Extract all lines containing "above".

#### EXTRACTED RECORDS ####

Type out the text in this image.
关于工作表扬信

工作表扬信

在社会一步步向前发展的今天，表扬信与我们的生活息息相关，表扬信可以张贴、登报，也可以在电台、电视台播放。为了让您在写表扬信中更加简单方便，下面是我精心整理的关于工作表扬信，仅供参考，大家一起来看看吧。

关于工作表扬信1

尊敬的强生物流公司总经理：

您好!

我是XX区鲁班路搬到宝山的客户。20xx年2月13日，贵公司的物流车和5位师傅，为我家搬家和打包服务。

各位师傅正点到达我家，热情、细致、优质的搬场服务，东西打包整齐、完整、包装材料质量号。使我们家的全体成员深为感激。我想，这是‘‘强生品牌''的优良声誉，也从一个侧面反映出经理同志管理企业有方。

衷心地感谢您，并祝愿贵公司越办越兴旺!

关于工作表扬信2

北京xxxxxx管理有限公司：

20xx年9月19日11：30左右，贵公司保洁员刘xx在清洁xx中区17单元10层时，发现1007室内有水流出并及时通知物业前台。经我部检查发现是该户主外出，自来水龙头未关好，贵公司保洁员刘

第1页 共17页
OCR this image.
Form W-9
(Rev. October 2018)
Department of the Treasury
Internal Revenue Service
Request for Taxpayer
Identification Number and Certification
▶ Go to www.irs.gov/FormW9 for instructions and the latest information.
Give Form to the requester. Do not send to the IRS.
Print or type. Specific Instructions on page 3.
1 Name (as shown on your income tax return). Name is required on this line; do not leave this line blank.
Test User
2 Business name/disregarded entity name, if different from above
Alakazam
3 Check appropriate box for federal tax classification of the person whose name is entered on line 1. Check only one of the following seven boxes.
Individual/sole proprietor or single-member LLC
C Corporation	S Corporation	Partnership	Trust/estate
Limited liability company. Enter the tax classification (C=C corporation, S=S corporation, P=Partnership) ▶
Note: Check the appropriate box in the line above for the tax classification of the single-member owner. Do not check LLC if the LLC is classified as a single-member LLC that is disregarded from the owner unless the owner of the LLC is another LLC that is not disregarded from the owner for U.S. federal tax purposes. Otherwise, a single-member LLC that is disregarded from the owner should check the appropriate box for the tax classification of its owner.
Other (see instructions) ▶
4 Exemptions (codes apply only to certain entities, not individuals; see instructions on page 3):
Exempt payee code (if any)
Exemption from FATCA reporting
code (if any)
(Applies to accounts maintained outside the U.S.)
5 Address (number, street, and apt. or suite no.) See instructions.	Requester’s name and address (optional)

####

WRITTEN ANSWER →
2 Business name/disregarded entity name, if different from above
Note: Check the appropriate box in the line above for the tax classification of the single-member owner. Do not check LLC if the LLC is classified as a single-member LLC that is disregarded from the owner unless the owner of the LLC is another LLC that is not disregarded from the owner for U.S. federal tax purposes. Otherwise, a single-member LLC that is disregarded from the owner should check the appropriate box for the tax classification of its owner.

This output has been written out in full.